EXERCISE DESCRIPTION: Show all lines of the listing that hold the word "structured".

[BEGIN]

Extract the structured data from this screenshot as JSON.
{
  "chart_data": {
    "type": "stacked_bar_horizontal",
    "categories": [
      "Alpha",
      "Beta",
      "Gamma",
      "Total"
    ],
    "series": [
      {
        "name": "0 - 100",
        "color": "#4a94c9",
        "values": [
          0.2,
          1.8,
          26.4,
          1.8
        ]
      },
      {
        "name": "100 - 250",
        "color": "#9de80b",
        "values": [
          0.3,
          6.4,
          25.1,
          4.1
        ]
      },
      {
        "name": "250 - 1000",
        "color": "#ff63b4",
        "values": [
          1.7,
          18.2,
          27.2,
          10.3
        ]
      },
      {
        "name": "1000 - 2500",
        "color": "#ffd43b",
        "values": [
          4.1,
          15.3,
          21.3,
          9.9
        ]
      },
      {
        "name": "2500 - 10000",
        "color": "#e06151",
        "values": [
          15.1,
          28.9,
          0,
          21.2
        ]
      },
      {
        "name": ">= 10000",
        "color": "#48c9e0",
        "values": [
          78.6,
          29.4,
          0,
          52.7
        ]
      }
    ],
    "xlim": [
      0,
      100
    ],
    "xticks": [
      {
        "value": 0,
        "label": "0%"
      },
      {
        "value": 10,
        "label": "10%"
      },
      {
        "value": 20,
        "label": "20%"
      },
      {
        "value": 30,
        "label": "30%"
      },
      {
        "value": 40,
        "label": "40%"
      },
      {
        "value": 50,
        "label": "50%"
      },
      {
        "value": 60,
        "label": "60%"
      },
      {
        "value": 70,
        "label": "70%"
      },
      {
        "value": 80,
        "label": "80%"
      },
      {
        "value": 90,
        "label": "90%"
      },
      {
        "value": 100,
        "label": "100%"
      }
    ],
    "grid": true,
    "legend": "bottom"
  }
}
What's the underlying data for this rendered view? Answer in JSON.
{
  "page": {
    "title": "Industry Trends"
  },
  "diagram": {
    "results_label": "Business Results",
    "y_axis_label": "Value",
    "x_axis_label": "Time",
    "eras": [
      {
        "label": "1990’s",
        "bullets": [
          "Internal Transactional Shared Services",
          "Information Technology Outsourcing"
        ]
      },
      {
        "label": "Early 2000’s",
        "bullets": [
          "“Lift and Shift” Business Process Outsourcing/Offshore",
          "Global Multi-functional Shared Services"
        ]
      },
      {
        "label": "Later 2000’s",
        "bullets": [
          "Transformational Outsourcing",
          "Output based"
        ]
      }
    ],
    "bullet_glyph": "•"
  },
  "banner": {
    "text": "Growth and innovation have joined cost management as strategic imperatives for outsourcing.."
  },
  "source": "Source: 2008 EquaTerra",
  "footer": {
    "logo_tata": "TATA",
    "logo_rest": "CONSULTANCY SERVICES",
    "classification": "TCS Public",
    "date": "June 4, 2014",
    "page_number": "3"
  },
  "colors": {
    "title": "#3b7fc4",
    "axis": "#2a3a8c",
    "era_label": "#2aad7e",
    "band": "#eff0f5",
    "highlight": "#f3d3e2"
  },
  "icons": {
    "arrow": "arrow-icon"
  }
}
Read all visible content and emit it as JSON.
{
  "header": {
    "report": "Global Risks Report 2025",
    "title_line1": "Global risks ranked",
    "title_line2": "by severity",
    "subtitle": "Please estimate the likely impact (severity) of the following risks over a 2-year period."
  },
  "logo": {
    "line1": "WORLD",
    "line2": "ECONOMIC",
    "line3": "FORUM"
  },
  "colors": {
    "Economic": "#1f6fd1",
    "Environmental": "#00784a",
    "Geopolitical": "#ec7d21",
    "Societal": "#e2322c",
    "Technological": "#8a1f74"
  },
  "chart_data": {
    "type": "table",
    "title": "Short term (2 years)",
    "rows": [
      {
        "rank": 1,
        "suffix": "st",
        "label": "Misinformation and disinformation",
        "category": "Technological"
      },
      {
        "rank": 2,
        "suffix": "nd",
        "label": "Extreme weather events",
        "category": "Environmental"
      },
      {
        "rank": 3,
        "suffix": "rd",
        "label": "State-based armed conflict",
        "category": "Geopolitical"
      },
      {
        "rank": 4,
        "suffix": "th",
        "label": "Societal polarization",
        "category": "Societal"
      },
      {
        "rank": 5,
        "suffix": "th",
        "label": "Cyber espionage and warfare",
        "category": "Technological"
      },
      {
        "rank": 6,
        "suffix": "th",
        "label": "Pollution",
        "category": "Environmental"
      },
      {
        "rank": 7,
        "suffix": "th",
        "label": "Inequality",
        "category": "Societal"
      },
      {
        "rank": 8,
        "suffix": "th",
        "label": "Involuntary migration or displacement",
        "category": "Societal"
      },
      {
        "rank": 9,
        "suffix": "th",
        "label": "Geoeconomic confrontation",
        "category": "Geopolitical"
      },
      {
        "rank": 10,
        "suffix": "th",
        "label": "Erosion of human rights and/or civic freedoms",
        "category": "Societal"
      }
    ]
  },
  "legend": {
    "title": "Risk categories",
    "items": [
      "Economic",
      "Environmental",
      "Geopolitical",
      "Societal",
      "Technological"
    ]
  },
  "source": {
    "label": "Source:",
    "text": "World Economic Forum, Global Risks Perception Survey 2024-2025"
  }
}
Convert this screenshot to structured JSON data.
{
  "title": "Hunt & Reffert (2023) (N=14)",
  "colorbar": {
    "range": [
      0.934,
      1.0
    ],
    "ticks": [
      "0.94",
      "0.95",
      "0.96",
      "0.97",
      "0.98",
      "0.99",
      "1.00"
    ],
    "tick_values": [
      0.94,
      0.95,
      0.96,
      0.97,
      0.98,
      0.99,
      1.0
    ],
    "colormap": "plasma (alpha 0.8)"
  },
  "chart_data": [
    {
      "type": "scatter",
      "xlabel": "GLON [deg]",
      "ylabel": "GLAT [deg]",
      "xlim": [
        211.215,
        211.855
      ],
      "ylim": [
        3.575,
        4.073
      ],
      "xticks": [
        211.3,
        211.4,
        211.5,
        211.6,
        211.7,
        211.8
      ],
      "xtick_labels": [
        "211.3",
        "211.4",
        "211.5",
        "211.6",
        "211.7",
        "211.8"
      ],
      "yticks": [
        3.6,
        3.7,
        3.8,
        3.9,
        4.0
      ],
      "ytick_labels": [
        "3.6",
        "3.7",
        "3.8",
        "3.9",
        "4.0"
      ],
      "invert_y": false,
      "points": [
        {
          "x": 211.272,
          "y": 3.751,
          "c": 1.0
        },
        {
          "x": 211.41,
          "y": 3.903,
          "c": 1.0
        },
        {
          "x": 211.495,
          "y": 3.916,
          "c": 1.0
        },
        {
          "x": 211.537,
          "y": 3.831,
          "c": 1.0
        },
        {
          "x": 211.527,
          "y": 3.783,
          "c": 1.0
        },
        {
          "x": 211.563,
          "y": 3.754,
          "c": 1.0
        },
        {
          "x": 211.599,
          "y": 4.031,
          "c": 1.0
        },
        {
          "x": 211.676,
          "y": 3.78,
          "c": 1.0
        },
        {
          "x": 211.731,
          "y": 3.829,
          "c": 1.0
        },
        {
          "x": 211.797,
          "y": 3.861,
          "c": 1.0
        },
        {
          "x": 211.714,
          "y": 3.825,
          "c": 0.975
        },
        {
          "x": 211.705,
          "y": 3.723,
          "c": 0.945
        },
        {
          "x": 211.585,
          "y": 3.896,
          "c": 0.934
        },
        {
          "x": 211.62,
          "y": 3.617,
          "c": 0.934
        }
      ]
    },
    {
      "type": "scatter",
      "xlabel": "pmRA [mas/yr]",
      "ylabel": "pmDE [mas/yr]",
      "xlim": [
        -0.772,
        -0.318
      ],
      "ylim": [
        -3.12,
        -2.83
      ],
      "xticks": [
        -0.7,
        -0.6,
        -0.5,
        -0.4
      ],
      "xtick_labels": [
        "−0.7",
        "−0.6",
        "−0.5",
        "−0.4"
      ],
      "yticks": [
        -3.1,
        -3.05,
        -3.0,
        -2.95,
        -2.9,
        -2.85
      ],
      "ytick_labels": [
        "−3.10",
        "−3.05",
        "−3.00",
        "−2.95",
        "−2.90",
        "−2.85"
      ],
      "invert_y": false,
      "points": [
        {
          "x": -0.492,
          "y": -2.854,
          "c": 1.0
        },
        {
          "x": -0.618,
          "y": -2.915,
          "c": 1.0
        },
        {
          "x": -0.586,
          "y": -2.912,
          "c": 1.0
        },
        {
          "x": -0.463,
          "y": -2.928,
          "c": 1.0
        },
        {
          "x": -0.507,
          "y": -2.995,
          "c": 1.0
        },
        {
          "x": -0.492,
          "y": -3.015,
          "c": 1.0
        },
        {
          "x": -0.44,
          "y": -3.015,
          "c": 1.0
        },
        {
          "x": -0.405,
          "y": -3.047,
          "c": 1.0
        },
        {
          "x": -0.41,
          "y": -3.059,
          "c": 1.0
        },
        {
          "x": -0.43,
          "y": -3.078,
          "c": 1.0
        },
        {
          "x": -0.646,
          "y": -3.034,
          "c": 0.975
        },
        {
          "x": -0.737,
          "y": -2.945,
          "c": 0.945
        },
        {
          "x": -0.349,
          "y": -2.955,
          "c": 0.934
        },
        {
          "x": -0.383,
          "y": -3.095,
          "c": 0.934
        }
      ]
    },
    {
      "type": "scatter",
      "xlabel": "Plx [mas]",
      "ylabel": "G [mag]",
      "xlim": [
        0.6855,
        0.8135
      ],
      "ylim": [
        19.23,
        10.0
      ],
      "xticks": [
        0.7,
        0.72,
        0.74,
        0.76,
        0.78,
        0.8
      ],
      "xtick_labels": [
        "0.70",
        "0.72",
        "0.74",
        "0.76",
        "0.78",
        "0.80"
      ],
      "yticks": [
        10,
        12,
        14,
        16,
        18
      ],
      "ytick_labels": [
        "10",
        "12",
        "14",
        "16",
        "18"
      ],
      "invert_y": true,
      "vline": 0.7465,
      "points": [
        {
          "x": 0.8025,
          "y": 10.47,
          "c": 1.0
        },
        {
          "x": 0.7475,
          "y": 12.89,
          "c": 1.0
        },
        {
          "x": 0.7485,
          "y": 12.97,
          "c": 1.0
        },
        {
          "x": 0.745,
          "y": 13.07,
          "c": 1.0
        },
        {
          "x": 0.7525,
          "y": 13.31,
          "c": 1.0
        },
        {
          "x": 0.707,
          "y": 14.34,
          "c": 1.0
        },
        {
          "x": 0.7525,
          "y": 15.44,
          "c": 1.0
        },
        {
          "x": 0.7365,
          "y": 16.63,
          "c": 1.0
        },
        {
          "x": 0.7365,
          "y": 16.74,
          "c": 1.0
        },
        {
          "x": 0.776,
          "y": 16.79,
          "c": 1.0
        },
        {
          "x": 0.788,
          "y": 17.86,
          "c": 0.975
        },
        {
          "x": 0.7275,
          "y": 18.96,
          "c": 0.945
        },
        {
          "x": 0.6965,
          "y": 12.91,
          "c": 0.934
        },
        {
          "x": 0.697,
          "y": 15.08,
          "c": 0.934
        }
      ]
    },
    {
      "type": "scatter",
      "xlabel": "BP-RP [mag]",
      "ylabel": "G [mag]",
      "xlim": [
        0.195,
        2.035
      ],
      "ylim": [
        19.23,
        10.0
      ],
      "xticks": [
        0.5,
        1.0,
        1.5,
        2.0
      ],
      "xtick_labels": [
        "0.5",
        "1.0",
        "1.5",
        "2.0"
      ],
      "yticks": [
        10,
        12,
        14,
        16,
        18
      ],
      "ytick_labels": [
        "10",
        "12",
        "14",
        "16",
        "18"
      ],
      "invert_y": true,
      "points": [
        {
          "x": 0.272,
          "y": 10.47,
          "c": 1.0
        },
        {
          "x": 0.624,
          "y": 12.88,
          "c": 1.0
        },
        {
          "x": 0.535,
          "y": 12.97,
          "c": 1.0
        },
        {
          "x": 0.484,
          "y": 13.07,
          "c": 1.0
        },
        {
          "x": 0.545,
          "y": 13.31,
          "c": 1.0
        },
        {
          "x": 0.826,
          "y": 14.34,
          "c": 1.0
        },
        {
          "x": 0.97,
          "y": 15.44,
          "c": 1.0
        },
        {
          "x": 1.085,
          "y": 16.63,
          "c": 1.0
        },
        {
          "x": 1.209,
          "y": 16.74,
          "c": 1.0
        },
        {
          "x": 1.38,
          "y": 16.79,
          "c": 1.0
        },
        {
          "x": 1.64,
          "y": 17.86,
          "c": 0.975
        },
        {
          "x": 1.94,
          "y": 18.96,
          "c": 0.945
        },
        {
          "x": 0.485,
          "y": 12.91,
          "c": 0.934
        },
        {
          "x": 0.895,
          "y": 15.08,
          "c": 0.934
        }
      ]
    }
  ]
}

[END]

ANSWER TO THE TASK:
Extract the structured data from this screenshot as JSON.
Convert this screenshot to structured JSON data.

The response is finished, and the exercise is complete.